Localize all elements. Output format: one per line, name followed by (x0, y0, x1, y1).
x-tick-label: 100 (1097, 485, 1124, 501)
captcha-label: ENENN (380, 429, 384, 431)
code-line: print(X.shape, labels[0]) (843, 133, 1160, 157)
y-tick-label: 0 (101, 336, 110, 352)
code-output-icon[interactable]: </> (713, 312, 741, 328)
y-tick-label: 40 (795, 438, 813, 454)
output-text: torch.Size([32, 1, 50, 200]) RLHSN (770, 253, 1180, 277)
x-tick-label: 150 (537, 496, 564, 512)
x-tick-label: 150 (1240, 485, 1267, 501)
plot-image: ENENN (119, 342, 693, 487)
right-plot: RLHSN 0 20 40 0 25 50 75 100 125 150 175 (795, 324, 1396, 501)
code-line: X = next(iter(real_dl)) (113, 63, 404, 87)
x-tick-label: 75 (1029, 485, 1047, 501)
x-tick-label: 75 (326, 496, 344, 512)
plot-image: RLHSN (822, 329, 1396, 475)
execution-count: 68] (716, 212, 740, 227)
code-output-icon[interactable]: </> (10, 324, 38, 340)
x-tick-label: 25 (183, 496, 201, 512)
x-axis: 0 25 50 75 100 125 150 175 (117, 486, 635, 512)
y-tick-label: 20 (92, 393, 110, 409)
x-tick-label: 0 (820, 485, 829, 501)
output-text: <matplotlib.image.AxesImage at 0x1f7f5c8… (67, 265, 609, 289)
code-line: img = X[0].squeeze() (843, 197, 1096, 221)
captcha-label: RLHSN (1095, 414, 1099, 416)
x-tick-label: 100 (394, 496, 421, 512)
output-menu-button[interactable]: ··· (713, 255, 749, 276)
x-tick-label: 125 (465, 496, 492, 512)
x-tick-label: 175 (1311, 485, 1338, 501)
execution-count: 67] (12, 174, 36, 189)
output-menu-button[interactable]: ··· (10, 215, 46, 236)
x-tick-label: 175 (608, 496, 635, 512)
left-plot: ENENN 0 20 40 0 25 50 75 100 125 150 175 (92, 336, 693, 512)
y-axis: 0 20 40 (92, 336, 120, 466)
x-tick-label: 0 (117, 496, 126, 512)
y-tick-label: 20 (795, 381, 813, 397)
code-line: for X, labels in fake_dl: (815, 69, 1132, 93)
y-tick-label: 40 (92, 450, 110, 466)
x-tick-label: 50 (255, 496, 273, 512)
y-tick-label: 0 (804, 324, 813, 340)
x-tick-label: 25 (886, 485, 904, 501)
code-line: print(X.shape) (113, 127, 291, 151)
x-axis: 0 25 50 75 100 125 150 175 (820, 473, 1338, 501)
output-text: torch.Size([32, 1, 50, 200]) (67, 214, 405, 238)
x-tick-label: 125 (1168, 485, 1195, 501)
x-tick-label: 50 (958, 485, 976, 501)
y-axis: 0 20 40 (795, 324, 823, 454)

-----

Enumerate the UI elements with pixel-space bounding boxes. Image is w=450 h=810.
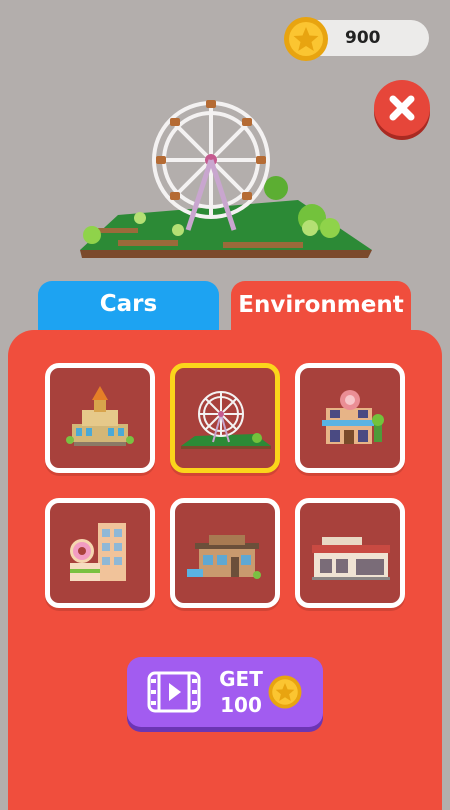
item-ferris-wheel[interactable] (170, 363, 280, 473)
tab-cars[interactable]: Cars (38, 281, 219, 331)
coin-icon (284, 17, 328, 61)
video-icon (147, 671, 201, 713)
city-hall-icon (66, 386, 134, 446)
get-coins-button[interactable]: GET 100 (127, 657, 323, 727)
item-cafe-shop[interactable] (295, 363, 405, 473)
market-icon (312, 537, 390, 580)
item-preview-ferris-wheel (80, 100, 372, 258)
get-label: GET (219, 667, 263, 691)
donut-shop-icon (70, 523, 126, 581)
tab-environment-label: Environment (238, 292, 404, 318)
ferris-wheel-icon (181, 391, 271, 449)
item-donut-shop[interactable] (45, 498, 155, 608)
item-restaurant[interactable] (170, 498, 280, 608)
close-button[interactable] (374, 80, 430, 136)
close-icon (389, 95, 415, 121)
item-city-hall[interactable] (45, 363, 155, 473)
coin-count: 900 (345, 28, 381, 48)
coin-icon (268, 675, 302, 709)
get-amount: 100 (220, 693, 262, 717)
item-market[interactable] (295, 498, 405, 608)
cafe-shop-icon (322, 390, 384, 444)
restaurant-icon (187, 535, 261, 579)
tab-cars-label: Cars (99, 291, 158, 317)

-----

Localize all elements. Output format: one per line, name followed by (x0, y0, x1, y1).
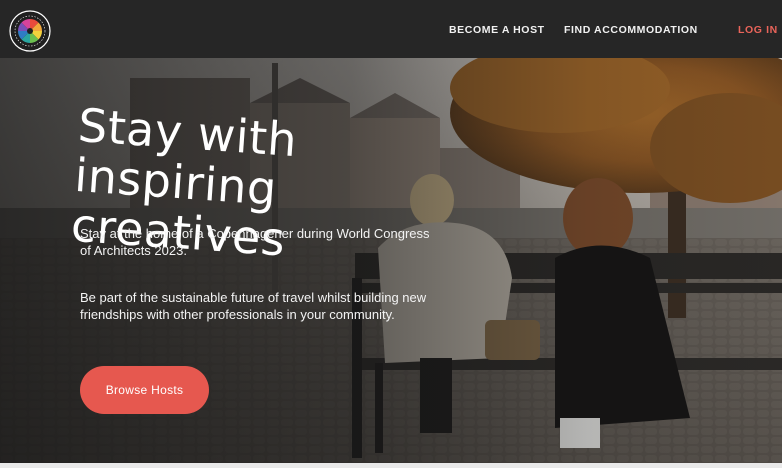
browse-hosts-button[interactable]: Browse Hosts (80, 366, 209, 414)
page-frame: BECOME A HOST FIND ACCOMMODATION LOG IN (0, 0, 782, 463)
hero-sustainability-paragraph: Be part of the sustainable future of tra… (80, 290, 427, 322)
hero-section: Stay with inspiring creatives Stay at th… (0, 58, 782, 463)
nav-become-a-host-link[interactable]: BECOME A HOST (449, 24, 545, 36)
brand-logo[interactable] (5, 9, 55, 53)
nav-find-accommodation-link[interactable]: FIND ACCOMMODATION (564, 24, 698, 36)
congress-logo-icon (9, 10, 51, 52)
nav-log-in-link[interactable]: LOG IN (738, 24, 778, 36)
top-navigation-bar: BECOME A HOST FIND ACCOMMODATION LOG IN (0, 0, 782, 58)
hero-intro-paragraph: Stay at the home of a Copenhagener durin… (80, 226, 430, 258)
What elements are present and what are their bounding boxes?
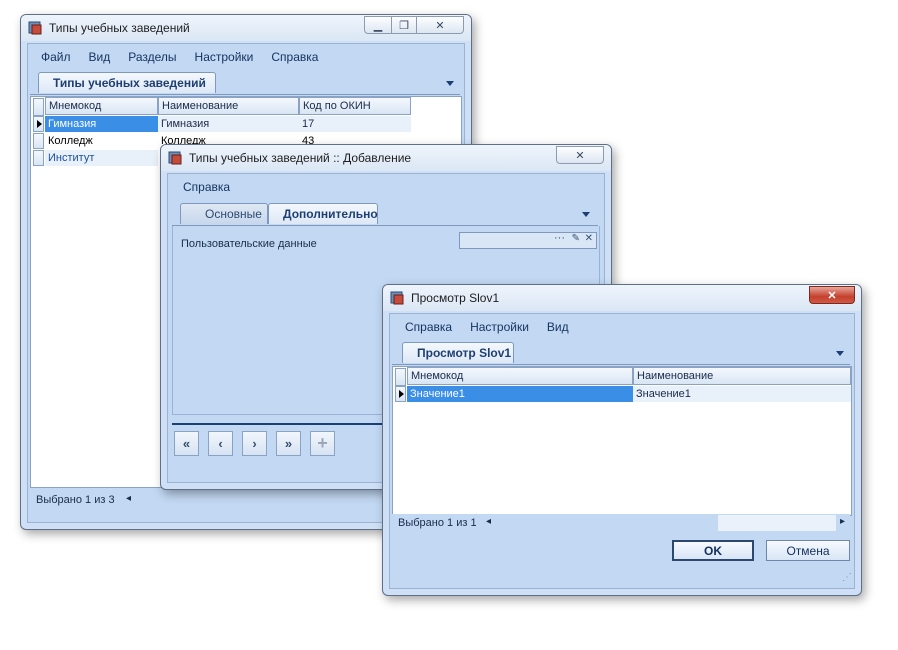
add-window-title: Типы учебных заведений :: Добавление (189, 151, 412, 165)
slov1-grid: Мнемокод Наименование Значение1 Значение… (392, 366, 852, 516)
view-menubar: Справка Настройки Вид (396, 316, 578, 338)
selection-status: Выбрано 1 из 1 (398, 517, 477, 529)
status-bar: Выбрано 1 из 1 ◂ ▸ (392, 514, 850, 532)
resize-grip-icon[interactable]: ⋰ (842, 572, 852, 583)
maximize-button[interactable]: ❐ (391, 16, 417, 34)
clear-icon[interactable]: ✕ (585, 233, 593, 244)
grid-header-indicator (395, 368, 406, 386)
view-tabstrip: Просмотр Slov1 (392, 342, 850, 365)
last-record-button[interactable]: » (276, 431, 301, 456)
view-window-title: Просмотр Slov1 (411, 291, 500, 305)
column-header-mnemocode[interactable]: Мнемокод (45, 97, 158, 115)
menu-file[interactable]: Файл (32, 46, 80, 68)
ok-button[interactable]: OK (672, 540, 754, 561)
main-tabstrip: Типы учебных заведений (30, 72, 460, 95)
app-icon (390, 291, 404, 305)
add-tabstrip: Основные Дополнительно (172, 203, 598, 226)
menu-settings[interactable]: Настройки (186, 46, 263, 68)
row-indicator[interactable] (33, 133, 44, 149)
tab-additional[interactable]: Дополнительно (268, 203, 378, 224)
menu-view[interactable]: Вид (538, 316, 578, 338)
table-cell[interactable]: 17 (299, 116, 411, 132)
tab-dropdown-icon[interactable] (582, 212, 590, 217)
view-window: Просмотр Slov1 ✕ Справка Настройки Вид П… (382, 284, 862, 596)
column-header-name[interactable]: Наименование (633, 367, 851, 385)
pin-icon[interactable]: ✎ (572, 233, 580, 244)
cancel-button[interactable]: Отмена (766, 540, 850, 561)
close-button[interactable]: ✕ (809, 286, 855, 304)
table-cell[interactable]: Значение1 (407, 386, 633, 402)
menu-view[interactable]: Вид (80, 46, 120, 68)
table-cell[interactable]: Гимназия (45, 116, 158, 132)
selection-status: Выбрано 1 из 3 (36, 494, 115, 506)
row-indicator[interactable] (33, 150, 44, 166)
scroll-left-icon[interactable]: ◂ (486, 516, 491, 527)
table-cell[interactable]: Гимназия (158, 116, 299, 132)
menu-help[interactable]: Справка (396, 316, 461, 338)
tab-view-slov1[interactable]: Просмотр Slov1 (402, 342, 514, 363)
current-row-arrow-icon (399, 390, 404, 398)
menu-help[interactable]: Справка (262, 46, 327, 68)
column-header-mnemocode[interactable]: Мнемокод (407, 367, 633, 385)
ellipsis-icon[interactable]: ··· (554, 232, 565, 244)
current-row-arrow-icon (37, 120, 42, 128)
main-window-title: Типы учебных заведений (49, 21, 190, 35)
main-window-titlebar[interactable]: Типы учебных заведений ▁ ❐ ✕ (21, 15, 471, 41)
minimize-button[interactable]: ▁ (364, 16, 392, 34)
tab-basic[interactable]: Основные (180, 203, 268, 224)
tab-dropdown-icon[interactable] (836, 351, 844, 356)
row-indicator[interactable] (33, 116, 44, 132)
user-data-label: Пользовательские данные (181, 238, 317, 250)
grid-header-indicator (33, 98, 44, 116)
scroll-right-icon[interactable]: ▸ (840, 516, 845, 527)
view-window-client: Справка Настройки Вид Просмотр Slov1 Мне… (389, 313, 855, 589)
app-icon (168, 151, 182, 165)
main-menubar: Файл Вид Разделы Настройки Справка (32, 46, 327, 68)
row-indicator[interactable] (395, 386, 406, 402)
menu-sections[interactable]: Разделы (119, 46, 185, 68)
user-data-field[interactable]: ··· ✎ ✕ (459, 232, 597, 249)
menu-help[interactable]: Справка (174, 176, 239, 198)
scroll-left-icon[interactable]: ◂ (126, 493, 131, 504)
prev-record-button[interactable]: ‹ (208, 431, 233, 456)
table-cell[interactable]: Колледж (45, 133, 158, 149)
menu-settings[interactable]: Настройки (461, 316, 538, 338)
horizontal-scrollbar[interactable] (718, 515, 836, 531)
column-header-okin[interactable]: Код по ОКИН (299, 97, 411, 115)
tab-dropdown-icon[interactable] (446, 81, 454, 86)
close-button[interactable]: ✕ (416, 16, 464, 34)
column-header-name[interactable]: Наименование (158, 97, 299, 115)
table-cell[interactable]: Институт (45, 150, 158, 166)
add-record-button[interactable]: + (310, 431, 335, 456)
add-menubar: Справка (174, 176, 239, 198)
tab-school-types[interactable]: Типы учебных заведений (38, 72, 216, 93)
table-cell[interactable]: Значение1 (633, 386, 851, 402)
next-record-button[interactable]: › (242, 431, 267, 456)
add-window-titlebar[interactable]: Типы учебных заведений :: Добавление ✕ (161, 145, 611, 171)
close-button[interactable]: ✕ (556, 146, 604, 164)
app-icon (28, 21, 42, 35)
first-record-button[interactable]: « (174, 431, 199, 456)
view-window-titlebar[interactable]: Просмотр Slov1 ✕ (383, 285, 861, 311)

-----

== To do ==
Output the listing as a numbered list, from the line with "browse-hosts-button[interactable]: Browse Hosts" up to and including the line with "congress-logo-icon (9, 10, 51, 52)", leaving out any blank lines.

== Result of the exercise ==
1. browse-hosts-button[interactable]: Browse Hosts (80, 366, 209, 414)
2. page-frame: BECOME A HOST FIND ACCOMMODATION LOG IN (0, 0, 782, 463)
3. hero-sustainability-paragraph: Be part of the sustainable future of tra… (80, 290, 427, 322)
4. hero-section: Stay with inspiring creatives Stay at th… (0, 58, 782, 463)
5. nav-become-a-host-link[interactable]: BECOME A HOST (449, 24, 545, 36)
6. brand-logo[interactable] (5, 9, 55, 53)
7. nav-find-accommodation-link[interactable]: FIND ACCOMMODATION (564, 24, 698, 36)
8. congress-logo-icon (9, 10, 51, 52)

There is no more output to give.